* [What to produce]
Pick out each line containing the string "page".

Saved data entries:
* begin *
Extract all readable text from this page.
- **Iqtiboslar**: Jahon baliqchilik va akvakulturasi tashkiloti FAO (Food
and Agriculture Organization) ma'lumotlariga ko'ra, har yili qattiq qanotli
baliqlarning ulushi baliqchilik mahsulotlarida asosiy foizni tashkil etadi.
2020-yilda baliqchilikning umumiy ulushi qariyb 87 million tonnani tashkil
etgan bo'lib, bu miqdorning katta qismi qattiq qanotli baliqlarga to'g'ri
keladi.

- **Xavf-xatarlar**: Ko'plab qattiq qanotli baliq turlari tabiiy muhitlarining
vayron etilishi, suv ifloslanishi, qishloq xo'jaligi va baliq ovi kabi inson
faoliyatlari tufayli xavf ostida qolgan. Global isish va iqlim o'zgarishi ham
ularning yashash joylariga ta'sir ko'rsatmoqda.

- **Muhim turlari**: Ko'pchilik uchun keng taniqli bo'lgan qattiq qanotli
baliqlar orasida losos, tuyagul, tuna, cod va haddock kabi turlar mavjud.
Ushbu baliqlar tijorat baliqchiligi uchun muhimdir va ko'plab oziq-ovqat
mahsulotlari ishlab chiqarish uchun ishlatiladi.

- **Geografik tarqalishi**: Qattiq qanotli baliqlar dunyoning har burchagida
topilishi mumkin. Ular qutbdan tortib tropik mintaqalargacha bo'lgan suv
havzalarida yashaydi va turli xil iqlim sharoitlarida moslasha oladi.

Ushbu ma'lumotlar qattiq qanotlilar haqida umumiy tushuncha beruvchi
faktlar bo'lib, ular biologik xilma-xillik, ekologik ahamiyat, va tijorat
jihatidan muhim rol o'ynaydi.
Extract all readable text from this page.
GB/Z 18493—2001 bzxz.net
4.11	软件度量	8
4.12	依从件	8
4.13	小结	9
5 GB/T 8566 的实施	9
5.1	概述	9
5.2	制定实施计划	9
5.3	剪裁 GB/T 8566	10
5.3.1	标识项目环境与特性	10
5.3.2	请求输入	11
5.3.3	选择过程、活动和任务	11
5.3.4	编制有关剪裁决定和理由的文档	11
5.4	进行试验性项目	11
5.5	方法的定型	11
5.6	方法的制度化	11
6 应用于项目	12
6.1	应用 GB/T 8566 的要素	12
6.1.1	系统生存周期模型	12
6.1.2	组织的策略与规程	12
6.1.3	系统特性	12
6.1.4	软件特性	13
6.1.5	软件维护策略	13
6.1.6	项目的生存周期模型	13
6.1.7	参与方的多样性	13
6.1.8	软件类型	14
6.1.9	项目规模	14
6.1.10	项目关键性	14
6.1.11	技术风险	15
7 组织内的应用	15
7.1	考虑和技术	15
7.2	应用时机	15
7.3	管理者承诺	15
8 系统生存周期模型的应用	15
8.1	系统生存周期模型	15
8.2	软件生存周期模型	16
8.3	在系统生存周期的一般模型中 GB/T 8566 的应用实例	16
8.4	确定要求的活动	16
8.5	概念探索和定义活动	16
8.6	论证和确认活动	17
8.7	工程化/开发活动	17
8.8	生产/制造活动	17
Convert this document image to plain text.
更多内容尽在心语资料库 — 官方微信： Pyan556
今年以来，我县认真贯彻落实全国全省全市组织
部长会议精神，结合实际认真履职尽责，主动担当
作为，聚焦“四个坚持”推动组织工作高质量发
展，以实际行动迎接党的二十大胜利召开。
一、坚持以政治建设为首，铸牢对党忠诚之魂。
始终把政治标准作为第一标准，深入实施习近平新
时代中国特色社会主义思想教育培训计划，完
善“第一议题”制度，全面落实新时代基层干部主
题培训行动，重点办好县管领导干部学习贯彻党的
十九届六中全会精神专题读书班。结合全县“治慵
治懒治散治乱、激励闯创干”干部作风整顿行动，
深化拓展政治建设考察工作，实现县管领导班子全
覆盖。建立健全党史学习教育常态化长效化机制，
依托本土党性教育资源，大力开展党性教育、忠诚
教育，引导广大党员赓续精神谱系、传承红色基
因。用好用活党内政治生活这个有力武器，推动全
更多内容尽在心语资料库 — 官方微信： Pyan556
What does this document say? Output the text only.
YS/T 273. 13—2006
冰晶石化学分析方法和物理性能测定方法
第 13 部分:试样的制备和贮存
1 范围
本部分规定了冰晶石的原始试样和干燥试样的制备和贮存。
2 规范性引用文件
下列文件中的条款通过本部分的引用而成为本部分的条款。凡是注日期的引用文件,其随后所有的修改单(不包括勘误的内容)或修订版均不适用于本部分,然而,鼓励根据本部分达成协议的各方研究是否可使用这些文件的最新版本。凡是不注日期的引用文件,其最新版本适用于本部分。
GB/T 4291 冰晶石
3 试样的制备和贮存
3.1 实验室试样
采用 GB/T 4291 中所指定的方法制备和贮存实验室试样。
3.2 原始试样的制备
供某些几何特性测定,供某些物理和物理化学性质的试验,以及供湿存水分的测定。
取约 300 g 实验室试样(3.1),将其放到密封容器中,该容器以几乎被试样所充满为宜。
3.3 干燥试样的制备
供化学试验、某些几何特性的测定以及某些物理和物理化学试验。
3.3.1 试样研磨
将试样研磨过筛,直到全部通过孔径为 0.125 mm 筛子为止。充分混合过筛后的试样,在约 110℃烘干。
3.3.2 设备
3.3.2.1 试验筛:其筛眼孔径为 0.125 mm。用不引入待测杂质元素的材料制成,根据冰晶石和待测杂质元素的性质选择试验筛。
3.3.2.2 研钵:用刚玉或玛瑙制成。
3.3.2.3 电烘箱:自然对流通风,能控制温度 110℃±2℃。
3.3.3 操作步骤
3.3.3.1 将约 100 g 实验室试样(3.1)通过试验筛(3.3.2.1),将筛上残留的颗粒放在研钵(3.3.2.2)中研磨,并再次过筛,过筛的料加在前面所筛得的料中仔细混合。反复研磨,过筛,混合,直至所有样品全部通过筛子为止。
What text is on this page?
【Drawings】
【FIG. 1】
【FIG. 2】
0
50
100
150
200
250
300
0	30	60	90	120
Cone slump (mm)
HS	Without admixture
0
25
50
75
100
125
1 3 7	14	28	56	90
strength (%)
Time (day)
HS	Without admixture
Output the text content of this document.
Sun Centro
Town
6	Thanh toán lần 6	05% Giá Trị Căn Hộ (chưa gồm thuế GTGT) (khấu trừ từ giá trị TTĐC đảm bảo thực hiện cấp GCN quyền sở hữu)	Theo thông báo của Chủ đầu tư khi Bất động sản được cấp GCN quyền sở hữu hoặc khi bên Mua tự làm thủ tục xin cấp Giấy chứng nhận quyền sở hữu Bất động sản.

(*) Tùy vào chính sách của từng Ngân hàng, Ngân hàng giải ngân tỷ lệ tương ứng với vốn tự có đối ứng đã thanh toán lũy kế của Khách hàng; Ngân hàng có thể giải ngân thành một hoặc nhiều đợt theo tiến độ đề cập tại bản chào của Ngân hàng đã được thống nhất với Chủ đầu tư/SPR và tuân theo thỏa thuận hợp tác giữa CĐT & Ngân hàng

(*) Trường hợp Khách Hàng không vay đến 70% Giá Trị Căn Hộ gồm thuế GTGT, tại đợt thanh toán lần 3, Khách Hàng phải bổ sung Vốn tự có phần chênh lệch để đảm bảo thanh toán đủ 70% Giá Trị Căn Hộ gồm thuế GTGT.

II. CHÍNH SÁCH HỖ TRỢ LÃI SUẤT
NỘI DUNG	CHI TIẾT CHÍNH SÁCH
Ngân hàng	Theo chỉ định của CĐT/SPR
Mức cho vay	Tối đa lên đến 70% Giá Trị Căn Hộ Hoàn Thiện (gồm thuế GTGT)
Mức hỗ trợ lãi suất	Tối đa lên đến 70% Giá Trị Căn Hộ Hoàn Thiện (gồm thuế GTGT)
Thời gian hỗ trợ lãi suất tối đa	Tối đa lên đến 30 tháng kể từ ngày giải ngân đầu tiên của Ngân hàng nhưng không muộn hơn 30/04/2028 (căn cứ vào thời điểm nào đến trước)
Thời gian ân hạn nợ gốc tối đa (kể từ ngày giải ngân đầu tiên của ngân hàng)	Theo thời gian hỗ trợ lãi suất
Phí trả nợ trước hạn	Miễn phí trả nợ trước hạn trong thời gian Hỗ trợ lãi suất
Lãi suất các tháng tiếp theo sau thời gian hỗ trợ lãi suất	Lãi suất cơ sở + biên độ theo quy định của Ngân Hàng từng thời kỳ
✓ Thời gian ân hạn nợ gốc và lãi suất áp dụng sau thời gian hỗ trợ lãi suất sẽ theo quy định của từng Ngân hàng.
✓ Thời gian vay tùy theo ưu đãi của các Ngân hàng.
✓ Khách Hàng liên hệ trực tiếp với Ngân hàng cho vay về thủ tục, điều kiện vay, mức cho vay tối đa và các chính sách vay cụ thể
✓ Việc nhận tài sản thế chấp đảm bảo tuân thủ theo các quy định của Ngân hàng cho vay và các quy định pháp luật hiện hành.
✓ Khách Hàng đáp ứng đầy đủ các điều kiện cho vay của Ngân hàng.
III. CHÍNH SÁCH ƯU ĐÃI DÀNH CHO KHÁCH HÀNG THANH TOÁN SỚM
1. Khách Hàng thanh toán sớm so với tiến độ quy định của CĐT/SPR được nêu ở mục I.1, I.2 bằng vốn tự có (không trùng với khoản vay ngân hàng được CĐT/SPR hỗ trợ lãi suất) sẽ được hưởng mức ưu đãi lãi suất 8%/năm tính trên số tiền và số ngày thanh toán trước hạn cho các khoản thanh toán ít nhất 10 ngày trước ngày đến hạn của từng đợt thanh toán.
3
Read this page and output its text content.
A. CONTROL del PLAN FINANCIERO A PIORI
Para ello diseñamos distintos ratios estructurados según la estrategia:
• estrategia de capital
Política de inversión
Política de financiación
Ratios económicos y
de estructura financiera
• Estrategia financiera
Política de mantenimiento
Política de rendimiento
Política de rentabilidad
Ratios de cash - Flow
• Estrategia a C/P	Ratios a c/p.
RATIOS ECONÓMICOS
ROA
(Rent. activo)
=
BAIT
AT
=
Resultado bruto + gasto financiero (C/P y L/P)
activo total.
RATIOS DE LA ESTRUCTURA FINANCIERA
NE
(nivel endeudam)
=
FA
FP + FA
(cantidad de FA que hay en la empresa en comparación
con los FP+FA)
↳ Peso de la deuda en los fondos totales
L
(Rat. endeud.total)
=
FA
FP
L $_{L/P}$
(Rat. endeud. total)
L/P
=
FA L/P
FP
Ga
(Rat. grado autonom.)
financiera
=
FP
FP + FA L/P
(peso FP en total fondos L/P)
* end *
* [Exercise result]
Extract all readable text from this page.
Extract all readable text from this page.
What text is on this page?
Read this page and output its text content.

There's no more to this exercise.